(Records that describe figures)
---*---
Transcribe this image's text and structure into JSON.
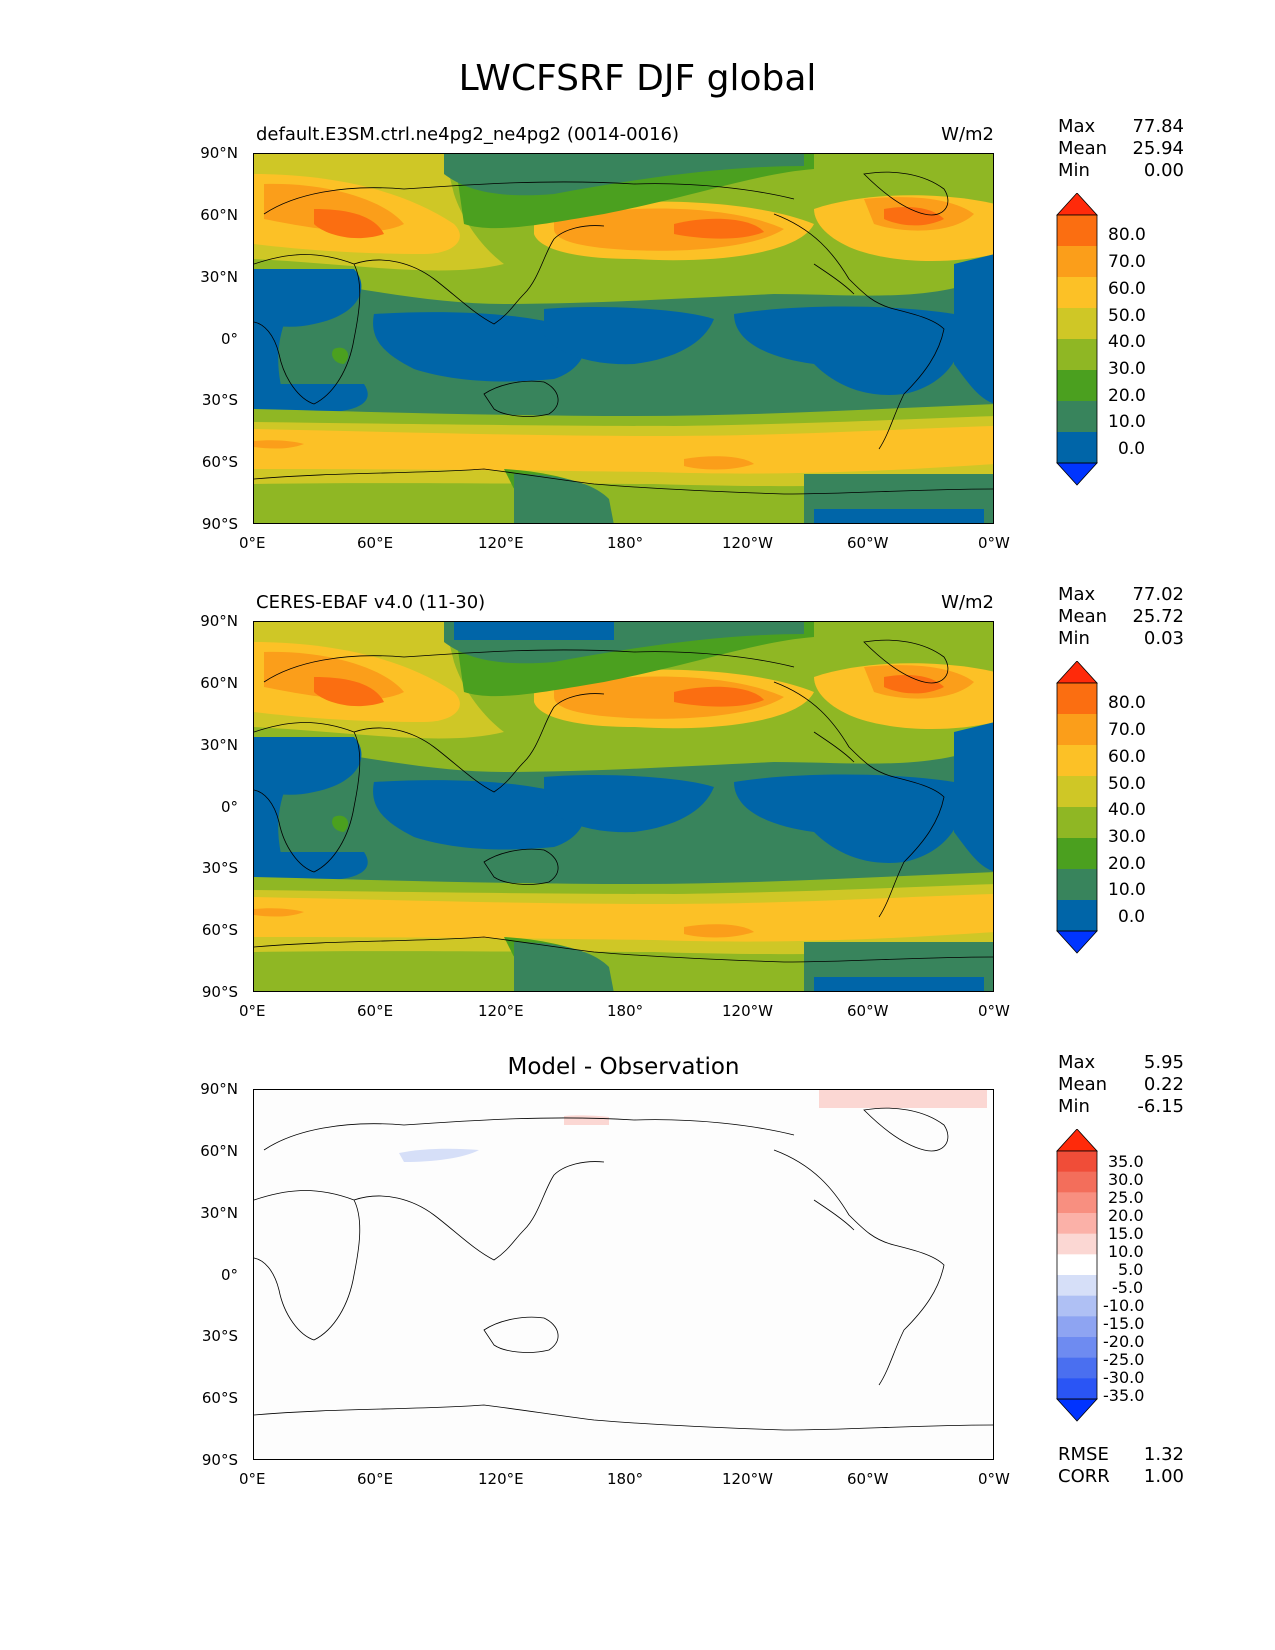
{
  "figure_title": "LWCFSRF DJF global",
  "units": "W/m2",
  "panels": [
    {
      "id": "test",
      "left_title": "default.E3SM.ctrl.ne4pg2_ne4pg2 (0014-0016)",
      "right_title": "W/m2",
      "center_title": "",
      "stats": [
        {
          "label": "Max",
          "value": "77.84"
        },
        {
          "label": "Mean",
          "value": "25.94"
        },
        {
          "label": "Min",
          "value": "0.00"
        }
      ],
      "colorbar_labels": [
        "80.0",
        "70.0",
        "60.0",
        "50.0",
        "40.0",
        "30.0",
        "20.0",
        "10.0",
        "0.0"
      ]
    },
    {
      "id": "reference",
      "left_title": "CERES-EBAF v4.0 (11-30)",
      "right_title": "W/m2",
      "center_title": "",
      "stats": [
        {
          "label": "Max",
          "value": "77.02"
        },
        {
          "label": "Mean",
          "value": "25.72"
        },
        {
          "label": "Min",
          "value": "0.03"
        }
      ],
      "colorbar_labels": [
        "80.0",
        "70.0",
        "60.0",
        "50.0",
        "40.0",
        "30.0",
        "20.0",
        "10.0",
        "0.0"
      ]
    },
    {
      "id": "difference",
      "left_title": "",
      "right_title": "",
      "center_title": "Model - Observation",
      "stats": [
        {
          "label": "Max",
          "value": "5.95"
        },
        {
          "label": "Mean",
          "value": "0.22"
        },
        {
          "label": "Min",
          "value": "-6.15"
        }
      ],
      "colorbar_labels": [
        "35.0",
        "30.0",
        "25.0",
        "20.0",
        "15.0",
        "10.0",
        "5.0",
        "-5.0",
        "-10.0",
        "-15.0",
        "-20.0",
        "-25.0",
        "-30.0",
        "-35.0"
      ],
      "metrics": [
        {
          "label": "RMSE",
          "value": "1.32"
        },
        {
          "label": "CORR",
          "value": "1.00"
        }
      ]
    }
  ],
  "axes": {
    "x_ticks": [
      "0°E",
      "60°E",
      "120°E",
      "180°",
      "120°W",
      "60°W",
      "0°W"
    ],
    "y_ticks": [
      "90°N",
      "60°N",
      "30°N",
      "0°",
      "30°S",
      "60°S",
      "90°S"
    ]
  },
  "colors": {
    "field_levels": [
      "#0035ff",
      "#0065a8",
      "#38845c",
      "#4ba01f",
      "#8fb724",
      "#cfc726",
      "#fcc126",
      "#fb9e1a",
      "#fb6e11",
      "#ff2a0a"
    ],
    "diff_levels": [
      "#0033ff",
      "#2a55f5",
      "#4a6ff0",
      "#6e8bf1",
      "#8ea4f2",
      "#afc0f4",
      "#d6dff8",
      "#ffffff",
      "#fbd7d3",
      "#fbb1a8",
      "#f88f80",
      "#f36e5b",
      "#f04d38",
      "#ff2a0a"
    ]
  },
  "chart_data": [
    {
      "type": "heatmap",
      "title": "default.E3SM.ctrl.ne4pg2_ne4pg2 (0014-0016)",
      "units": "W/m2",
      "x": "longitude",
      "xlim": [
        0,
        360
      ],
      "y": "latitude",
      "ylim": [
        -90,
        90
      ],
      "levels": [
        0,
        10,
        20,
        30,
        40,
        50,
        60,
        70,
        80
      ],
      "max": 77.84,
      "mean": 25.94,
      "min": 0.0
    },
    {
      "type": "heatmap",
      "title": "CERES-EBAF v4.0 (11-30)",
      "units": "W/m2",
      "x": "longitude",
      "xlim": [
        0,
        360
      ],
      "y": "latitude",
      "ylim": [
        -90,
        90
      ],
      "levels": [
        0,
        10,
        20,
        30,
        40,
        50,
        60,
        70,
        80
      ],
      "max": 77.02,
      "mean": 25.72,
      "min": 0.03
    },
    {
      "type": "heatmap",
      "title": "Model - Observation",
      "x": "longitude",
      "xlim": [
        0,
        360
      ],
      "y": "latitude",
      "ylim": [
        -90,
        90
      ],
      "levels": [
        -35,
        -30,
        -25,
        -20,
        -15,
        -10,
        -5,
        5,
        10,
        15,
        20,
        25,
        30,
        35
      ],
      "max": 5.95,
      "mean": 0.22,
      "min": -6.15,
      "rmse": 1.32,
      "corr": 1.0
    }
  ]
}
---*---
▸ What is needed
All the material shown above is to be copied exactly, with no pictures carried over.

▸ Expected output
Transcribe this image's text and structure into JSON.
{
  "figure_title": "LWCFSRF DJF global",
  "units": "W/m2",
  "panels": [
    {
      "id": "test",
      "left_title": "default.E3SM.ctrl.ne4pg2_ne4pg2 (0014-0016)",
      "right_title": "W/m2",
      "center_title": "",
      "stats": [
        {
          "label": "Max",
          "value": "77.84"
        },
        {
          "label": "Mean",
          "value": "25.94"
        },
        {
          "label": "Min",
          "value": "0.00"
        }
      ],
      "colorbar_labels": [
        "80.0",
        "70.0",
        "60.0",
        "50.0",
        "40.0",
        "30.0",
        "20.0",
        "10.0",
        "0.0"
      ]
    },
    {
      "id": "reference",
      "left_title": "CERES-EBAF v4.0 (11-30)",
      "right_title": "W/m2",
      "center_title": "",
      "stats": [
        {
          "label": "Max",
          "value": "77.02"
        },
        {
          "label": "Mean",
          "value": "25.72"
        },
        {
          "label": "Min",
          "value": "0.03"
        }
      ],
      "colorbar_labels": [
        "80.0",
        "70.0",
        "60.0",
        "50.0",
        "40.0",
        "30.0",
        "20.0",
        "10.0",
        "0.0"
      ]
    },
    {
      "id": "difference",
      "left_title": "",
      "right_title": "",
      "center_title": "Model - Observation",
      "stats": [
        {
          "label": "Max",
          "value": "5.95"
        },
        {
          "label": "Mean",
          "value": "0.22"
        },
        {
          "label": "Min",
          "value": "-6.15"
        }
      ],
      "colorbar_labels": [
        "35.0",
        "30.0",
        "25.0",
        "20.0",
        "15.0",
        "10.0",
        "5.0",
        "-5.0",
        "-10.0",
        "-15.0",
        "-20.0",
        "-25.0",
        "-30.0",
        "-35.0"
      ],
      "metrics": [
        {
          "label": "RMSE",
          "value": "1.32"
        },
        {
          "label": "CORR",
          "value": "1.00"
        }
      ]
    }
  ],
  "axes": {
    "x_ticks": [
      "0°E",
      "60°E",
      "120°E",
      "180°",
      "120°W",
      "60°W",
      "0°W"
    ],
    "y_ticks": [
      "90°N",
      "60°N",
      "30°N",
      "0°",
      "30°S",
      "60°S",
      "90°S"
    ]
  },
  "colors": {
    "field_levels": [
      "#0035ff",
      "#0065a8",
      "#38845c",
      "#4ba01f",
      "#8fb724",
      "#cfc726",
      "#fcc126",
      "#fb9e1a",
      "#fb6e11",
      "#ff2a0a"
    ],
    "diff_levels": [
      "#0033ff",
      "#2a55f5",
      "#4a6ff0",
      "#6e8bf1",
      "#8ea4f2",
      "#afc0f4",
      "#d6dff8",
      "#ffffff",
      "#fbd7d3",
      "#fbb1a8",
      "#f88f80",
      "#f36e5b",
      "#f04d38",
      "#ff2a0a"
    ]
  },
  "chart_data": [
    {
      "type": "heatmap",
      "title": "default.E3SM.ctrl.ne4pg2_ne4pg2 (0014-0016)",
      "units": "W/m2",
      "x": "longitude",
      "xlim": [
        0,
        360
      ],
      "y": "latitude",
      "ylim": [
        -90,
        90
      ],
      "levels": [
        0,
        10,
        20,
        30,
        40,
        50,
        60,
        70,
        80
      ],
      "max": 77.84,
      "mean": 25.94,
      "min": 0.0
    },
    {
      "type": "heatmap",
      "title": "CERES-EBAF v4.0 (11-30)",
      "units": "W/m2",
      "x": "longitude",
      "xlim": [
        0,
        360
      ],
      "y": "latitude",
      "ylim": [
        -90,
        90
      ],
      "levels": [
        0,
        10,
        20,
        30,
        40,
        50,
        60,
        70,
        80
      ],
      "max": 77.02,
      "mean": 25.72,
      "min": 0.03
    },
    {
      "type": "heatmap",
      "title": "Model - Observation",
      "x": "longitude",
      "xlim": [
        0,
        360
      ],
      "y": "latitude",
      "ylim": [
        -90,
        90
      ],
      "levels": [
        -35,
        -30,
        -25,
        -20,
        -15,
        -10,
        -5,
        5,
        10,
        15,
        20,
        25,
        30,
        35
      ],
      "max": 5.95,
      "mean": 0.22,
      "min": -6.15,
      "rmse": 1.32,
      "corr": 1.0
    }
  ]
}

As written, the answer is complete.